WORK TO BE COMPLETED:
You are to retype all of the data exactly as it appears.

* * *

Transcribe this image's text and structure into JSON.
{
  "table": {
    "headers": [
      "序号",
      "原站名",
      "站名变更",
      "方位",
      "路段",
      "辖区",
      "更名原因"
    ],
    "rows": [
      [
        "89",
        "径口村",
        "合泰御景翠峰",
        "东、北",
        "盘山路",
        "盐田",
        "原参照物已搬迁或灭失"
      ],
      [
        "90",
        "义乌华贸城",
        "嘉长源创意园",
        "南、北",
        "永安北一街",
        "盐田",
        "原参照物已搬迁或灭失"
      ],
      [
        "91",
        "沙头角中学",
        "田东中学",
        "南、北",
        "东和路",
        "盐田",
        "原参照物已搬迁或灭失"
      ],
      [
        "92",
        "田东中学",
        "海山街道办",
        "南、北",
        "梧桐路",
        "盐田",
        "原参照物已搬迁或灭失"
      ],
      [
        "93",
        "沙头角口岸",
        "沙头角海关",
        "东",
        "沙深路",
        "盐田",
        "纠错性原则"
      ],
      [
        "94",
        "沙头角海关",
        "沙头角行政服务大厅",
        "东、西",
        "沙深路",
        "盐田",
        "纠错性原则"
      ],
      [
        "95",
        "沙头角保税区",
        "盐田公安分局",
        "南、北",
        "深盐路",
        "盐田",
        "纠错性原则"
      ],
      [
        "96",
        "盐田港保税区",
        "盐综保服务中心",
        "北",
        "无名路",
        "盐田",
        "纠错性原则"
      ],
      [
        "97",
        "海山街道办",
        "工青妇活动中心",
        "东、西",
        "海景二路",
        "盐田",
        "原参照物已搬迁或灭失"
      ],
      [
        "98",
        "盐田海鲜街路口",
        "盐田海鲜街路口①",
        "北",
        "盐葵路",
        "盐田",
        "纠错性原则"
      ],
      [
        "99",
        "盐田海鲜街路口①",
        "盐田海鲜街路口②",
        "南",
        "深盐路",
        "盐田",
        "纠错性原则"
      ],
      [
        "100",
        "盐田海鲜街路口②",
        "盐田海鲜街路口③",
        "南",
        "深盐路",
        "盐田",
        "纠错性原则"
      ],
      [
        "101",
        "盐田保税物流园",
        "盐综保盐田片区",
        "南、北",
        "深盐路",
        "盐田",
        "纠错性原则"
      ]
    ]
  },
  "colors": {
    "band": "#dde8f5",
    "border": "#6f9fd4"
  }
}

* * *

ANSWER IN FULL:
Transcribe this image's text and structure into JSON.
{
  "table": {
    "headers": [
      "序号",
      "原站名",
      "站名变更",
      "方位",
      "路段",
      "辖区",
      "更名原因"
    ],
    "rows": [
      [
        "89",
        "径口村",
        "合泰御景翠峰",
        "东、北",
        "盘山路",
        "盐田",
        "原参照物已搬迁或灭失"
      ],
      [
        "90",
        "义乌华贸城",
        "嘉长源创意园",
        "南、北",
        "永安北一街",
        "盐田",
        "原参照物已搬迁或灭失"
      ],
      [
        "91",
        "沙头角中学",
        "田东中学",
        "南、北",
        "东和路",
        "盐田",
        "原参照物已搬迁或灭失"
      ],
      [
        "92",
        "田东中学",
        "海山街道办",
        "南、北",
        "梧桐路",
        "盐田",
        "原参照物已搬迁或灭失"
      ],
      [
        "93",
        "沙头角口岸",
        "沙头角海关",
        "东",
        "沙深路",
        "盐田",
        "纠错性原则"
      ],
      [
        "94",
        "沙头角海关",
        "沙头角行政服务大厅",
        "东、西",
        "沙深路",
        "盐田",
        "纠错性原则"
      ],
      [
        "95",
        "沙头角保税区",
        "盐田公安分局",
        "南、北",
        "深盐路",
        "盐田",
        "纠错性原则"
      ],
      [
        "96",
        "盐田港保税区",
        "盐综保服务中心",
        "北",
        "无名路",
        "盐田",
        "纠错性原则"
      ],
      [
        "97",
        "海山街道办",
        "工青妇活动中心",
        "东、西",
        "海景二路",
        "盐田",
        "原参照物已搬迁或灭失"
      ],
      [
        "98",
        "盐田海鲜街路口",
        "盐田海鲜街路口①",
        "北",
        "盐葵路",
        "盐田",
        "纠错性原则"
      ],
      [
        "99",
        "盐田海鲜街路口①",
        "盐田海鲜街路口②",
        "南",
        "深盐路",
        "盐田",
        "纠错性原则"
      ],
      [
        "100",
        "盐田海鲜街路口②",
        "盐田海鲜街路口③",
        "南",
        "深盐路",
        "盐田",
        "纠错性原则"
      ],
      [
        "101",
        "盐田保税物流园",
        "盐综保盐田片区",
        "南、北",
        "深盐路",
        "盐田",
        "纠错性原则"
      ]
    ]
  },
  "colors": {
    "band": "#dde8f5",
    "border": "#6f9fd4"
  }
}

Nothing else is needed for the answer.